Goal of the exercise: Return every record exactly as written.

** Begin Available records **

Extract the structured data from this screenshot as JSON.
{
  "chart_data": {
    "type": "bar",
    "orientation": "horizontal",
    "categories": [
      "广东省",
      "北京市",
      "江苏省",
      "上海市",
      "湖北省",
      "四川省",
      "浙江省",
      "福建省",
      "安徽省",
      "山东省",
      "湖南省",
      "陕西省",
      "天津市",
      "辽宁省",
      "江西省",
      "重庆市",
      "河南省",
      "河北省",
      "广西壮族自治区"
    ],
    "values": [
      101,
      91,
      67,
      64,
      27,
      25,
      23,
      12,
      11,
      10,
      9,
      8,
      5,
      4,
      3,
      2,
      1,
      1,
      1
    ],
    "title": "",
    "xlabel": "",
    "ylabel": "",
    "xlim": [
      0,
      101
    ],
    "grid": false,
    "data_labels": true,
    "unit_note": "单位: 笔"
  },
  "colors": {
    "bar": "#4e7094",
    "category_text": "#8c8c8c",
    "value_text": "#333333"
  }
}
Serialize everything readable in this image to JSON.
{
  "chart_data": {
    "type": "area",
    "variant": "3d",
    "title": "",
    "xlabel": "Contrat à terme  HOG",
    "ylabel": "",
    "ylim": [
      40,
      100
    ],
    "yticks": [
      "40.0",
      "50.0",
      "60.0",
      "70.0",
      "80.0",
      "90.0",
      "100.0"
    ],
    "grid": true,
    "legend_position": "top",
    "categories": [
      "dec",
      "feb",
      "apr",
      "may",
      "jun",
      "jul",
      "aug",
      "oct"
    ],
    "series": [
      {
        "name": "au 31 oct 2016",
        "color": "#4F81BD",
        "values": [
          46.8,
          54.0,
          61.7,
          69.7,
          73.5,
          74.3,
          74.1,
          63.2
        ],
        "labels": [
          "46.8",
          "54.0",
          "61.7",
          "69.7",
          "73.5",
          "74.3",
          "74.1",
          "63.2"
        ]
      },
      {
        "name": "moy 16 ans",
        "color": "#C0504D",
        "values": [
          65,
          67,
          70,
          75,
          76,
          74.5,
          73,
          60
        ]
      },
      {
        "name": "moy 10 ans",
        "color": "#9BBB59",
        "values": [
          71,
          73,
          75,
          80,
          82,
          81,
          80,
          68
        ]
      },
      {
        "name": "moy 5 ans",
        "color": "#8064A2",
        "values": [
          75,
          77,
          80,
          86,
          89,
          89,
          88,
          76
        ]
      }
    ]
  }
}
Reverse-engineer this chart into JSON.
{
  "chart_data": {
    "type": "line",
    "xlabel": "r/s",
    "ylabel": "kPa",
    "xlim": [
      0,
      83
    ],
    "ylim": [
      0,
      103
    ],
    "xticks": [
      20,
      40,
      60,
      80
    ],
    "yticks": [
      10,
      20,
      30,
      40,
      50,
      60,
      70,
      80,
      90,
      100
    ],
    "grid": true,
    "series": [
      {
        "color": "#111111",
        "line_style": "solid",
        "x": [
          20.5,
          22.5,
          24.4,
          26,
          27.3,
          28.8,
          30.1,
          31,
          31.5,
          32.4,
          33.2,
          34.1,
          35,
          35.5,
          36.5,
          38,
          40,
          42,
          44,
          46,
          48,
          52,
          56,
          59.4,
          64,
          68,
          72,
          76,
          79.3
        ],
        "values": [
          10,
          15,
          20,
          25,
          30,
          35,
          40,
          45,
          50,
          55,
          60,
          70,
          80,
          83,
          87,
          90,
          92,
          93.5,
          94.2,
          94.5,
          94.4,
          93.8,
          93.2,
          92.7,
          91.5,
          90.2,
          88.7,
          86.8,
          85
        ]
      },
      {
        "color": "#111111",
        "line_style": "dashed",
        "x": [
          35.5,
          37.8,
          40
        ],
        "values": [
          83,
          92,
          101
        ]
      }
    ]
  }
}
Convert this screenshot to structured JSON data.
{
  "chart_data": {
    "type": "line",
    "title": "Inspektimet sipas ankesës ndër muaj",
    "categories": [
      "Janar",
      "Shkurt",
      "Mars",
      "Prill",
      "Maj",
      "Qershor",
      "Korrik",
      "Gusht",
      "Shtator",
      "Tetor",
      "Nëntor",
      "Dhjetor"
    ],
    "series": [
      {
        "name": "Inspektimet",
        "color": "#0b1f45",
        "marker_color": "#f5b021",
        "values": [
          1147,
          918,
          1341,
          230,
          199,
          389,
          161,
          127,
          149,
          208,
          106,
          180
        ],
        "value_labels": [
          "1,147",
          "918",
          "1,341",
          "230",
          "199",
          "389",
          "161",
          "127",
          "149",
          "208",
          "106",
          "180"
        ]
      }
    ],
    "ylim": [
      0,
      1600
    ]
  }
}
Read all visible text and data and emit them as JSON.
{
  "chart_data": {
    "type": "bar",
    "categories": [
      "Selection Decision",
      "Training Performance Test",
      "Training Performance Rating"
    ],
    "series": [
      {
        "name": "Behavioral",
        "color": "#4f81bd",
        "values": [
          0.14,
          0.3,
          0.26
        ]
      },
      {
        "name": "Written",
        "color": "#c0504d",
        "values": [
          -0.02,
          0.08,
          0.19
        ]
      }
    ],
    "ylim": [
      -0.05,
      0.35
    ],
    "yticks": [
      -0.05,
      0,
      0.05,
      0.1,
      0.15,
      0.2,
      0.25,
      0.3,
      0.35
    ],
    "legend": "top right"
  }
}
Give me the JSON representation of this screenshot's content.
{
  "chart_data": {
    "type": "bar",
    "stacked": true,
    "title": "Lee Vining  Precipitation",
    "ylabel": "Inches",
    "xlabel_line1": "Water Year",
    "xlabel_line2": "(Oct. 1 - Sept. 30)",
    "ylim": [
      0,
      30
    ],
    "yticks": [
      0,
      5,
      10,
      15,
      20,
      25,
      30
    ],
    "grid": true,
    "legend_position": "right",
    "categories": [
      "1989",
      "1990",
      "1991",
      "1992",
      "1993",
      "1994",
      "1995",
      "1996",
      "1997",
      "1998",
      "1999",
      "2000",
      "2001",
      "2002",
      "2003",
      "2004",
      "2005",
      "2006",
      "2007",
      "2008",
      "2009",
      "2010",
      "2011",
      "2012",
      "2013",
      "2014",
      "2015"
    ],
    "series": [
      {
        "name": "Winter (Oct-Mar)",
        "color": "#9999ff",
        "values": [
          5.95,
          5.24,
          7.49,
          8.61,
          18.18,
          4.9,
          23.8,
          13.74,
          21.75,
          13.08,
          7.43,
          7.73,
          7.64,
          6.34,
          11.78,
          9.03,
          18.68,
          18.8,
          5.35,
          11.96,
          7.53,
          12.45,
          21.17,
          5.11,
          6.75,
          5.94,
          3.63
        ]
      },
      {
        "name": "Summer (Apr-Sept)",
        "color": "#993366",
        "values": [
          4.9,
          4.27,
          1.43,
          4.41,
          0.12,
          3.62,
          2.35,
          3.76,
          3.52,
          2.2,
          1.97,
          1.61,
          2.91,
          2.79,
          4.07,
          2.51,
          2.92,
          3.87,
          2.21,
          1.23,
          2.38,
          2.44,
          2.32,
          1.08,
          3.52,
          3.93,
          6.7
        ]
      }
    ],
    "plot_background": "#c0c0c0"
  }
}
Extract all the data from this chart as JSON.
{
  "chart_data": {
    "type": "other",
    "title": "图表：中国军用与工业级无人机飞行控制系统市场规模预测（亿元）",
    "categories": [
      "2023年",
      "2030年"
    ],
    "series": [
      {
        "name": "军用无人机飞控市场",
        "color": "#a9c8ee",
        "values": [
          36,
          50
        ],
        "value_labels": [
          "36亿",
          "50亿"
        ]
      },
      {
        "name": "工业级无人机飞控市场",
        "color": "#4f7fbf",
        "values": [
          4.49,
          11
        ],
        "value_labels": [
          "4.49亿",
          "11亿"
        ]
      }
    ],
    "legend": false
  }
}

** End Available records **

Complete answer:
Extract the structured data from this screenshot as JSON.
{
  "chart_data": {
    "type": "bar",
    "orientation": "horizontal",
    "categories": [
      "广东省",
      "北京市",
      "江苏省",
      "上海市",
      "湖北省",
      "四川省",
      "浙江省",
      "福建省",
      "安徽省",
      "山东省",
      "湖南省",
      "陕西省",
      "天津市",
      "辽宁省",
      "江西省",
      "重庆市",
      "河南省",
      "河北省",
      "广西壮族自治区"
    ],
    "values": [
      101,
      91,
      67,
      64,
      27,
      25,
      23,
      12,
      11,
      10,
      9,
      8,
      5,
      4,
      3,
      2,
      1,
      1,
      1
    ],
    "title": "",
    "xlabel": "",
    "ylabel": "",
    "xlim": [
      0,
      101
    ],
    "grid": false,
    "data_labels": true,
    "unit_note": "单位: 笔"
  },
  "colors": {
    "bar": "#4e7094",
    "category_text": "#8c8c8c",
    "value_text": "#333333"
  }
}
Serialize everything readable in this image to JSON.
{
  "chart_data": {
    "type": "area",
    "variant": "3d",
    "title": "",
    "xlabel": "Contrat à terme  HOG",
    "ylabel": "",
    "ylim": [
      40,
      100
    ],
    "yticks": [
      "40.0",
      "50.0",
      "60.0",
      "70.0",
      "80.0",
      "90.0",
      "100.0"
    ],
    "grid": true,
    "legend_position": "top",
    "categories": [
      "dec",
      "feb",
      "apr",
      "may",
      "jun",
      "jul",
      "aug",
      "oct"
    ],
    "series": [
      {
        "name": "au 31 oct 2016",
        "color": "#4F81BD",
        "values": [
          46.8,
          54.0,
          61.7,
          69.7,
          73.5,
          74.3,
          74.1,
          63.2
        ],
        "labels": [
          "46.8",
          "54.0",
          "61.7",
          "69.7",
          "73.5",
          "74.3",
          "74.1",
          "63.2"
        ]
      },
      {
        "name": "moy 16 ans",
        "color": "#C0504D",
        "values": [
          65,
          67,
          70,
          75,
          76,
          74.5,
          73,
          60
        ]
      },
      {
        "name": "moy 10 ans",
        "color": "#9BBB59",
        "values": [
          71,
          73,
          75,
          80,
          82,
          81,
          80,
          68
        ]
      },
      {
        "name": "moy 5 ans",
        "color": "#8064A2",
        "values": [
          75,
          77,
          80,
          86,
          89,
          89,
          88,
          76
        ]
      }
    ]
  }
}
Reverse-engineer this chart into JSON.
{
  "chart_data": {
    "type": "line",
    "xlabel": "r/s",
    "ylabel": "kPa",
    "xlim": [
      0,
      83
    ],
    "ylim": [
      0,
      103
    ],
    "xticks": [
      20,
      40,
      60,
      80
    ],
    "yticks": [
      10,
      20,
      30,
      40,
      50,
      60,
      70,
      80,
      90,
      100
    ],
    "grid": true,
    "series": [
      {
        "color": "#111111",
        "line_style": "solid",
        "x": [
          20.5,
          22.5,
          24.4,
          26,
          27.3,
          28.8,
          30.1,
          31,
          31.5,
          32.4,
          33.2,
          34.1,
          35,
          35.5,
          36.5,
          38,
          40,
          42,
          44,
          46,
          48,
          52,
          56,
          59.4,
          64,
          68,
          72,
          76,
          79.3
        ],
        "values": [
          10,
          15,
          20,
          25,
          30,
          35,
          40,
          45,
          50,
          55,
          60,
          70,
          80,
          83,
          87,
          90,
          92,
          93.5,
          94.2,
          94.5,
          94.4,
          93.8,
          93.2,
          92.7,
          91.5,
          90.2,
          88.7,
          86.8,
          85
        ]
      },
      {
        "color": "#111111",
        "line_style": "dashed",
        "x": [
          35.5,
          37.8,
          40
        ],
        "values": [
          83,
          92,
          101
        ]
      }
    ]
  }
}
Convert this screenshot to structured JSON data.
{
  "chart_data": {
    "type": "line",
    "title": "Inspektimet sipas ankesës ndër muaj",
    "categories": [
      "Janar",
      "Shkurt",
      "Mars",
      "Prill",
      "Maj",
      "Qershor",
      "Korrik",
      "Gusht",
      "Shtator",
      "Tetor",
      "Nëntor",
      "Dhjetor"
    ],
    "series": [
      {
        "name": "Inspektimet",
        "color": "#0b1f45",
        "marker_color": "#f5b021",
        "values": [
          1147,
          918,
          1341,
          230,
          199,
          389,
          161,
          127,
          149,
          208,
          106,
          180
        ],
        "value_labels": [
          "1,147",
          "918",
          "1,341",
          "230",
          "199",
          "389",
          "161",
          "127",
          "149",
          "208",
          "106",
          "180"
        ]
      }
    ],
    "ylim": [
      0,
      1600
    ]
  }
}
Read all visible text and data and emit them as JSON.
{
  "chart_data": {
    "type": "bar",
    "categories": [
      "Selection Decision",
      "Training Performance Test",
      "Training Performance Rating"
    ],
    "series": [
      {
        "name": "Behavioral",
        "color": "#4f81bd",
        "values": [
          0.14,
          0.3,
          0.26
        ]
      },
      {
        "name": "Written",
        "color": "#c0504d",
        "values": [
          -0.02,
          0.08,
          0.19
        ]
      }
    ],
    "ylim": [
      -0.05,
      0.35
    ],
    "yticks": [
      -0.05,
      0,
      0.05,
      0.1,
      0.15,
      0.2,
      0.25,
      0.3,
      0.35
    ],
    "legend": "top right"
  }
}
Give me the JSON representation of this screenshot's content.
{
  "chart_data": {
    "type": "bar",
    "stacked": true,
    "title": "Lee Vining  Precipitation",
    "ylabel": "Inches",
    "xlabel_line1": "Water Year",
    "xlabel_line2": "(Oct. 1 - Sept. 30)",
    "ylim": [
      0,
      30
    ],
    "yticks": [
      0,
      5,
      10,
      15,
      20,
      25,
      30
    ],
    "grid": true,
    "legend_position": "right",
    "categories": [
      "1989",
      "1990",
      "1991",
      "1992",
      "1993",
      "1994",
      "1995",
      "1996",
      "1997",
      "1998",
      "1999",
      "2000",
      "2001",
      "2002",
      "2003",
      "2004",
      "2005",
      "2006",
      "2007",
      "2008",
      "2009",
      "2010",
      "2011",
      "2012",
      "2013",
      "2014",
      "2015"
    ],
    "series": [
      {
        "name": "Winter (Oct-Mar)",
        "color": "#9999ff",
        "values": [
          5.95,
          5.24,
          7.49,
          8.61,
          18.18,
          4.9,
          23.8,
          13.74,
          21.75,
          13.08,
          7.43,
          7.73,
          7.64,
          6.34,
          11.78,
          9.03,
          18.68,
          18.8,
          5.35,
          11.96,
          7.53,
          12.45,
          21.17,
          5.11,
          6.75,
          5.94,
          3.63
        ]
      },
      {
        "name": "Summer (Apr-Sept)",
        "color": "#993366",
        "values": [
          4.9,
          4.27,
          1.43,
          4.41,
          0.12,
          3.62,
          2.35,
          3.76,
          3.52,
          2.2,
          1.97,
          1.61,
          2.91,
          2.79,
          4.07,
          2.51,
          2.92,
          3.87,
          2.21,
          1.23,
          2.38,
          2.44,
          2.32,
          1.08,
          3.52,
          3.93,
          6.7
        ]
      }
    ],
    "plot_background": "#c0c0c0"
  }
}
Extract all the data from this chart as JSON.
{
  "chart_data": {
    "type": "other",
    "title": "图表：中国军用与工业级无人机飞行控制系统市场规模预测（亿元）",
    "categories": [
      "2023年",
      "2030年"
    ],
    "series": [
      {
        "name": "军用无人机飞控市场",
        "color": "#a9c8ee",
        "values": [
          36,
          50
        ],
        "value_labels": [
          "36亿",
          "50亿"
        ]
      },
      {
        "name": "工业级无人机飞控市场",
        "color": "#4f7fbf",
        "values": [
          4.49,
          11
        ],
        "value_labels": [
          "4.49亿",
          "11亿"
        ]
      }
    ],
    "legend": false
  }
}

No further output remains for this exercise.